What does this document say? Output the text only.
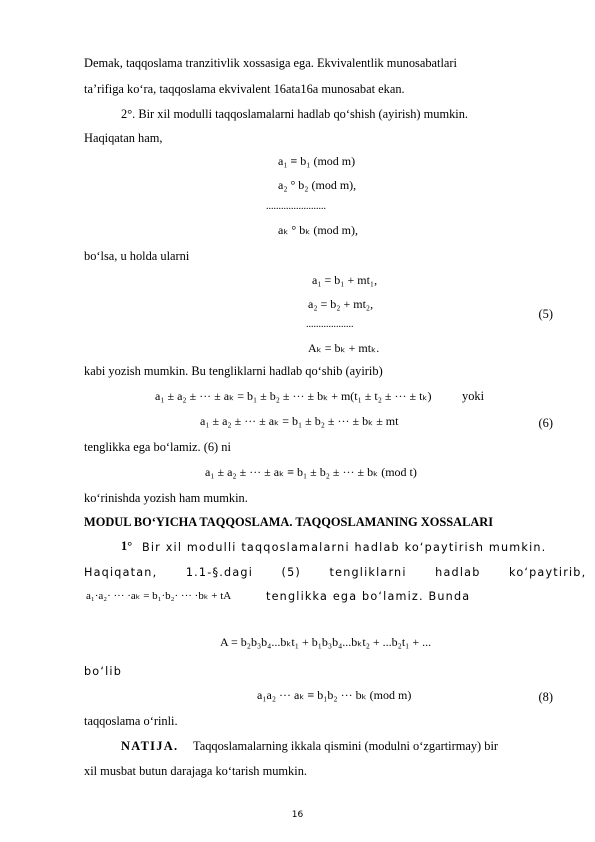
Demak, taqqoslama tranzitivlik xossasiga ega. Ekvivalentlik munosabatlari
ta’rifiga ko‘ra, taqqoslama ekvivalent 16ata16a munosabat ekan.
2°. Bir xil modulli taqqoslamalarni hadlab qo‘shish (ayirish) mumkin.
Haqiqatan ham,
a₁ ≡ b₁ (mod m)
a₂ ° b₂ (mod m),
........................
aₖ ° bₖ (mod m),
bo‘lsa, u holda ularni
a₁ = b₁ + mt₁,
a₂ = b₂ + mt₂,
...................
Aₖ = bₖ + mtₖ.
(5)
kabi yozish mumkin. Bu tengliklarni hadlab qo‘shib (ayirib)
a₁ ± a₂ ± ··· ± aₖ = b₁ ± b₂ ± ··· ± bₖ + m(t₁ ± t₂ ± ··· ± tₖ) yoki
a₁ ± a₂ ± ··· ± aₖ = b₁ ± b₂ ± ··· ± bₖ ± mt	(6)
tenglikka ega bo‘lamiz. (6) ni
a₁ ± a₂ ± ··· ± aₖ ≡ b₁ ± b₂ ± ··· ± bₖ (mod t)
ko‘rinishda yozish ham mumkin.
MODUL BO‘YICHA TAQQOSLAMA. TAQQOSLAMANING XOSSALARI
1° Bir xil modulli taqqoslamalarni hadlab ko‘paytirish mumkin.
Haqiqatan,      1.1-§.dagi      (5)      tengliklarni      hadlab      ko‘paytirib,
a₁·a₂· ··· ·aₖ = b₁·b₂· ··· ·bₖ + tA	tenglikka ega bo‘lamiz. Bunda
A = b₂b₃b₄...bₖt₁ + b₁b₃b₄...bₖt₂ + ...b₂t₁ + ...
bo‘lib
a₁a₂ ··· aₖ ≡ b₁b₂ ··· bₖ (mod m)	(8)
taqqoslama o‘rinli.
NATIJA. Taqqoslamalarning ikkala qismini (modulni o‘zgartirmay) bir
xil musbat butun darajaga ko‘tarish mumkin.
16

———

_TASK TO COMPLETE_. Using the entries above, tally how many lines have the word "Haqiqatan" in them; write the number and nothing more.

_CORRECT RESULT_. 2